Collected data entries
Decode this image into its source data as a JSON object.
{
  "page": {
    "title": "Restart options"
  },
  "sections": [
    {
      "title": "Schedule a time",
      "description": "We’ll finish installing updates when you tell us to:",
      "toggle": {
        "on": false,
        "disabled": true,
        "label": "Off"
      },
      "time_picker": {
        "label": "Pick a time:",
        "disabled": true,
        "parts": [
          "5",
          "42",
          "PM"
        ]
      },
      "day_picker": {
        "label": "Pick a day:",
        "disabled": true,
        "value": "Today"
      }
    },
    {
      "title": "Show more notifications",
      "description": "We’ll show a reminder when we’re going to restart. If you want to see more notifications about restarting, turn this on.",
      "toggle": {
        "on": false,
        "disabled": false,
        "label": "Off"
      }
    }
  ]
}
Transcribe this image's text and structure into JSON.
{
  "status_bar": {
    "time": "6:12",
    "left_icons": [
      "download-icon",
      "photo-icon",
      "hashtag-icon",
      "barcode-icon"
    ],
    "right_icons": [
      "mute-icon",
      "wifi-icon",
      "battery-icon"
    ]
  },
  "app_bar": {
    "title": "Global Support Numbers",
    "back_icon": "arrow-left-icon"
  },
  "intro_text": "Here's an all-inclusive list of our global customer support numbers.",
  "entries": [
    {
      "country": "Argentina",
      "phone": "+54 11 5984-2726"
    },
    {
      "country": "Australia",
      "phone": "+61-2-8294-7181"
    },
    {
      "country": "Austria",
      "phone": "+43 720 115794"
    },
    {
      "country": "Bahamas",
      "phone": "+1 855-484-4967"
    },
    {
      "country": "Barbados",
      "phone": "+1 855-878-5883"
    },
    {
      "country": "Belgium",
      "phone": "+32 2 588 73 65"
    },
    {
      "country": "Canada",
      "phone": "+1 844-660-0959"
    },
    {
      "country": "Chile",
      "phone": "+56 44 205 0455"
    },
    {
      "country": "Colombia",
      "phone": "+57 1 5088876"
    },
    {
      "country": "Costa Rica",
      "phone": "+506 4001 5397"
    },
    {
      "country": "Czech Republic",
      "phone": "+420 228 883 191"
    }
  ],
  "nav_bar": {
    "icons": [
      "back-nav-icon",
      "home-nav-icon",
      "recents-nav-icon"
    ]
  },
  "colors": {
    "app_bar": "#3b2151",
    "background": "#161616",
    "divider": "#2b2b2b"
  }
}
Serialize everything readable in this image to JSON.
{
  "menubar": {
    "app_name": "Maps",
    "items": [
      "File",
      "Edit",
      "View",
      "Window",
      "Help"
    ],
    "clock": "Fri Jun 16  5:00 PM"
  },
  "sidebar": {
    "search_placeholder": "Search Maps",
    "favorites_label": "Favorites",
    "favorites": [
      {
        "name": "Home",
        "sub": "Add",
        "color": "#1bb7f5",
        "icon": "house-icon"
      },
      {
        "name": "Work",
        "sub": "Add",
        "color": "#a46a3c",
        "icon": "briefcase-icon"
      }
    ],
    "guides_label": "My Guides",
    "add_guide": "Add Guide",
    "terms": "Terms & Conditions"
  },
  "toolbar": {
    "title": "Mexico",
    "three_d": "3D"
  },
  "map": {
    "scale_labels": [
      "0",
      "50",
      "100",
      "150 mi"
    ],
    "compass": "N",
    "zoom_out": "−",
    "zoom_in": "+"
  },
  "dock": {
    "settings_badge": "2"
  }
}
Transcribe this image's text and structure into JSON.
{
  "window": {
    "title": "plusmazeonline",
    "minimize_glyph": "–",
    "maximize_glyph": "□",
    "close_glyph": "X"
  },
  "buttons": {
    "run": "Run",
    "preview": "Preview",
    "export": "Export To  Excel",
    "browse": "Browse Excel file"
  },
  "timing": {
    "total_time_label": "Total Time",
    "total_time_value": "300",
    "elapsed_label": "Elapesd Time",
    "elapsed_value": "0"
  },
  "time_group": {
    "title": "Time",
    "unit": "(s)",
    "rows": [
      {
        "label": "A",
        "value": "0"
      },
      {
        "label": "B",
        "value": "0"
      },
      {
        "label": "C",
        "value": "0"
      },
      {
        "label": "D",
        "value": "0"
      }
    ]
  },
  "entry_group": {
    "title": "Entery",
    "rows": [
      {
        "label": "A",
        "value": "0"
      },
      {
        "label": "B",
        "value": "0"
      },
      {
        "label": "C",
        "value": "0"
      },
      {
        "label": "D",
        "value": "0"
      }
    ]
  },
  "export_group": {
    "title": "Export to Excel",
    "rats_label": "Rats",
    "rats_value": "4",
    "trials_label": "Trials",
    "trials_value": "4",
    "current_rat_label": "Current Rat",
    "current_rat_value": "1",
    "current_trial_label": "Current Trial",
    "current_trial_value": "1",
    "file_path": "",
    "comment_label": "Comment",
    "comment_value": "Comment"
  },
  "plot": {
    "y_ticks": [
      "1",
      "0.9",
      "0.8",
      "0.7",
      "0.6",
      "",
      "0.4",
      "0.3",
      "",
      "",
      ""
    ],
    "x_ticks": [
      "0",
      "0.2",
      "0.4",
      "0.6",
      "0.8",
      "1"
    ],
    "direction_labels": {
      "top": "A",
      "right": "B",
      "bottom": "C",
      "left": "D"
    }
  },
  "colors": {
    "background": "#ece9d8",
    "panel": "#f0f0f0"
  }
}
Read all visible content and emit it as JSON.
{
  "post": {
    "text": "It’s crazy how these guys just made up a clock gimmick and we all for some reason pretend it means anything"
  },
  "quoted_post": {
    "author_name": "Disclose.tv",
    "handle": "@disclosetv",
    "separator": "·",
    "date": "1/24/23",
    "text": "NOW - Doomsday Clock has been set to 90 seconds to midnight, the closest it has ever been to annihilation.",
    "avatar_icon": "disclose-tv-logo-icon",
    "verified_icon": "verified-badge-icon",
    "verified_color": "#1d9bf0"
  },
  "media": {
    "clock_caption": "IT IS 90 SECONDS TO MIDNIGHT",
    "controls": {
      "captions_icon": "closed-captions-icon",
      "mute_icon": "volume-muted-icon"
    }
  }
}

WHAT IS EXPECTED – Extract, exactly, the lines above that begin at the line containing "Read all visible content and emit it as JSON." and end at the final line of the records; add no other text.

FINISHED ANSWER –
Read all visible content and emit it as JSON.
{
  "post": {
    "text": "It’s crazy how these guys just made up a clock gimmick and we all for some reason pretend it means anything"
  },
  "quoted_post": {
    "author_name": "Disclose.tv",
    "handle": "@disclosetv",
    "separator": "·",
    "date": "1/24/23",
    "text": "NOW - Doomsday Clock has been set to 90 seconds to midnight, the closest it has ever been to annihilation.",
    "avatar_icon": "disclose-tv-logo-icon",
    "verified_icon": "verified-badge-icon",
    "verified_color": "#1d9bf0"
  },
  "media": {
    "clock_caption": "IT IS 90 SECONDS TO MIDNIGHT",
    "controls": {
      "captions_icon": "closed-captions-icon",
      "mute_icon": "volume-muted-icon"
    }
  }
}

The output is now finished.